Task to complete: Every line of the material is to be repeated exactly as it stands.

Rows:

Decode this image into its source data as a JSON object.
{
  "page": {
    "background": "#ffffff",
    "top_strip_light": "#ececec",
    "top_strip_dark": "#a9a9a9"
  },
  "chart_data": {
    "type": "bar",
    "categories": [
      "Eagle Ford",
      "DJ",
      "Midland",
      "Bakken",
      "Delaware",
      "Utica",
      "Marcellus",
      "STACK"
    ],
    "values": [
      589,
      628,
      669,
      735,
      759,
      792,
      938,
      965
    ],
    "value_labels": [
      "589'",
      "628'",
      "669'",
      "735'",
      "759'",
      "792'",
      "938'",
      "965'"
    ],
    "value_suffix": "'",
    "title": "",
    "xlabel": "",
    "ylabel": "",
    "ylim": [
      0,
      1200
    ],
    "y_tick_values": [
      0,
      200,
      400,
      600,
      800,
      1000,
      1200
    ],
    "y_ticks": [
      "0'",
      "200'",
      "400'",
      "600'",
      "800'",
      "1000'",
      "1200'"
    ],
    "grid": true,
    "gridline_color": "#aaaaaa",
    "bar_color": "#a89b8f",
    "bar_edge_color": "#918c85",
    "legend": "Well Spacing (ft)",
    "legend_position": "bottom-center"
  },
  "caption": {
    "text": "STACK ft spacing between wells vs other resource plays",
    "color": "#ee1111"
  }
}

Task response:
Decode this image into its source data as a JSON object.
{
  "page": {
    "background": "#ffffff",
    "top_strip_light": "#ececec",
    "top_strip_dark": "#a9a9a9"
  },
  "chart_data": {
    "type": "bar",
    "categories": [
      "Eagle Ford",
      "DJ",
      "Midland",
      "Bakken",
      "Delaware",
      "Utica",
      "Marcellus",
      "STACK"
    ],
    "values": [
      589,
      628,
      669,
      735,
      759,
      792,
      938,
      965
    ],
    "value_labels": [
      "589'",
      "628'",
      "669'",
      "735'",
      "759'",
      "792'",
      "938'",
      "965'"
    ],
    "value_suffix": "'",
    "title": "",
    "xlabel": "",
    "ylabel": "",
    "ylim": [
      0,
      1200
    ],
    "y_tick_values": [
      0,
      200,
      400,
      600,
      800,
      1000,
      1200
    ],
    "y_ticks": [
      "0'",
      "200'",
      "400'",
      "600'",
      "800'",
      "1000'",
      "1200'"
    ],
    "grid": true,
    "gridline_color": "#aaaaaa",
    "bar_color": "#a89b8f",
    "bar_edge_color": "#918c85",
    "legend": "Well Spacing (ft)",
    "legend_position": "bottom-center"
  },
  "caption": {
    "text": "STACK ft spacing between wells vs other resource plays",
    "color": "#ee1111"
  }
}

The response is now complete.